(Stored entries)
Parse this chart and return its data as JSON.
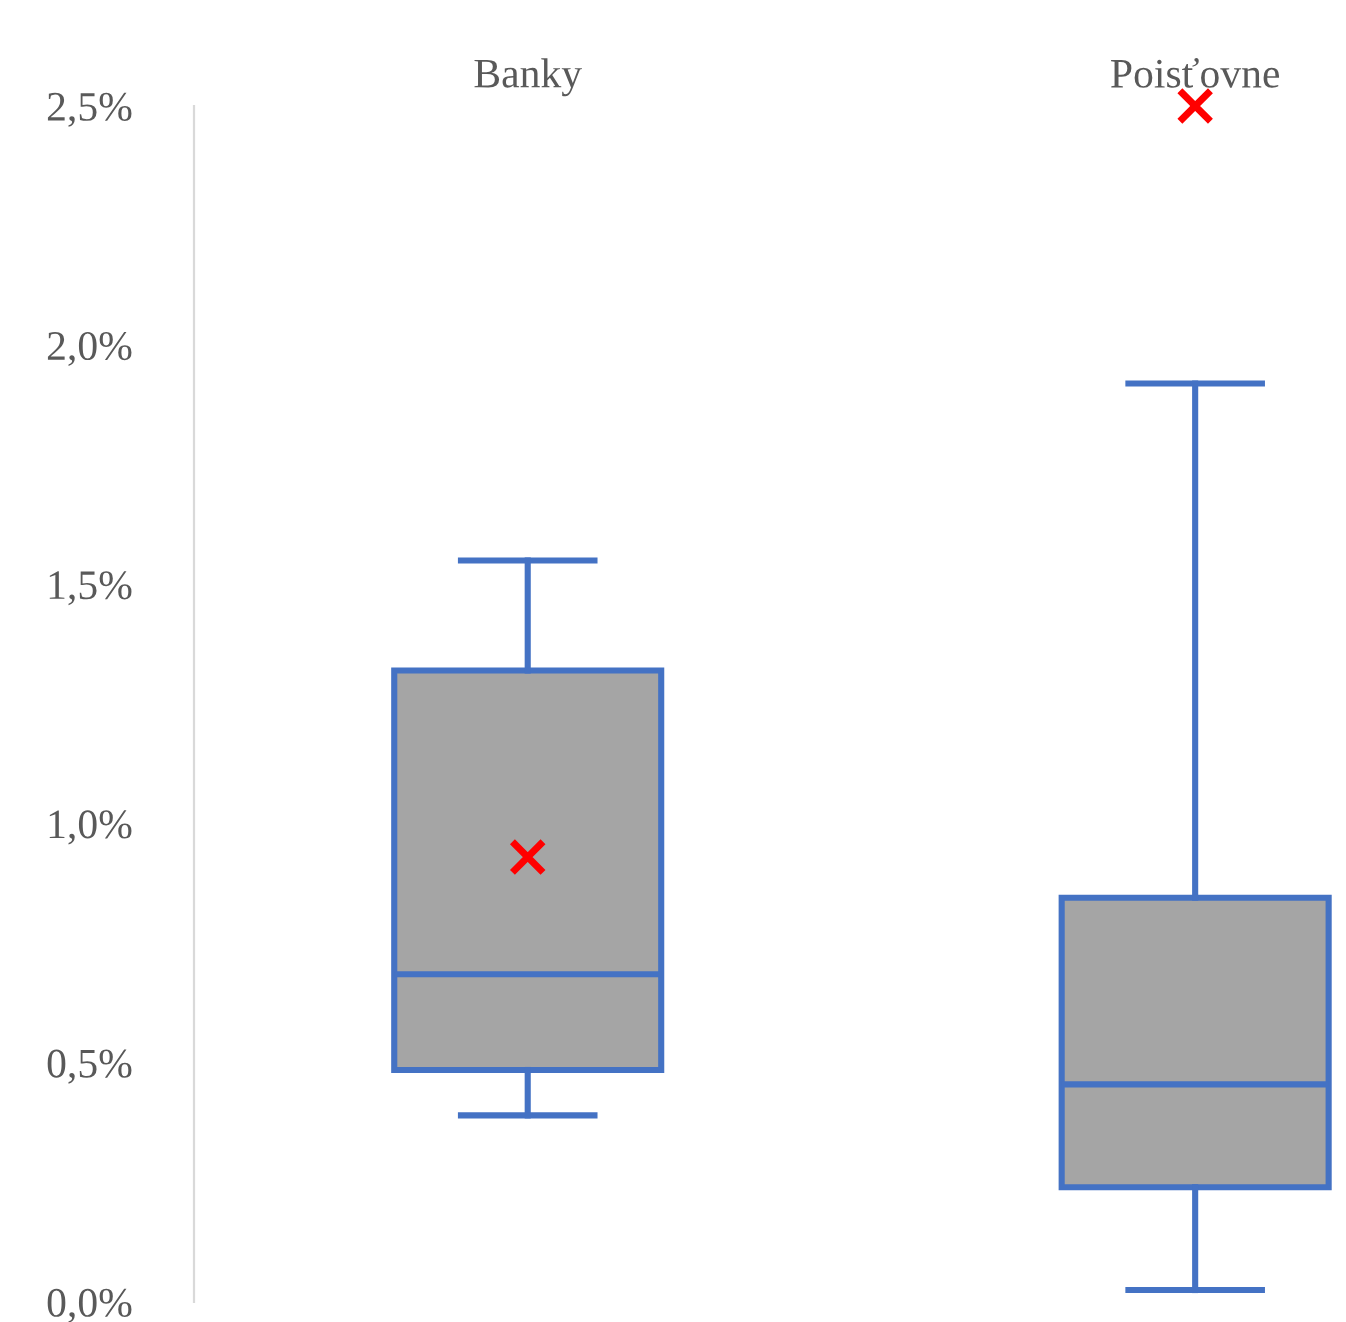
{
  "chart_data": {
    "type": "box",
    "categories": [
      "Banky",
      "Poisťovne"
    ],
    "boxes": [
      {
        "low": 0.39,
        "q1": 0.485,
        "median": 0.685,
        "q3": 1.32,
        "high": 1.55,
        "mean": 0.93
      },
      {
        "low": 0.025,
        "q1": 0.24,
        "median": 0.455,
        "q3": 0.845,
        "high": 1.92,
        "mean": 2.5
      }
    ],
    "color": "#a5a5a5",
    "ylim": [
      0,
      2.5
    ],
    "yticks": [
      {
        "value": 0,
        "label": "0,0%"
      },
      {
        "value": 0.5,
        "label": "0,5%"
      },
      {
        "value": 1.0,
        "label": "1,0%"
      },
      {
        "value": 1.5,
        "label": "1,5%"
      },
      {
        "value": 2.0,
        "label": "2,0%"
      },
      {
        "value": 2.5,
        "label": "2,5%"
      }
    ],
    "grid": false
  }
}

**Set exercise:**
Copy the records exactly. Skip the pictures.

**Complete answer:**
Parse this chart and return its data as JSON.
{
  "chart_data": {
    "type": "box",
    "categories": [
      "Banky",
      "Poisťovne"
    ],
    "boxes": [
      {
        "low": 0.39,
        "q1": 0.485,
        "median": 0.685,
        "q3": 1.32,
        "high": 1.55,
        "mean": 0.93
      },
      {
        "low": 0.025,
        "q1": 0.24,
        "median": 0.455,
        "q3": 0.845,
        "high": 1.92,
        "mean": 2.5
      }
    ],
    "color": "#a5a5a5",
    "ylim": [
      0,
      2.5
    ],
    "yticks": [
      {
        "value": 0,
        "label": "0,0%"
      },
      {
        "value": 0.5,
        "label": "0,5%"
      },
      {
        "value": 1.0,
        "label": "1,0%"
      },
      {
        "value": 1.5,
        "label": "1,5%"
      },
      {
        "value": 2.0,
        "label": "2,0%"
      },
      {
        "value": 2.5,
        "label": "2,5%"
      }
    ],
    "grid": false
  }
}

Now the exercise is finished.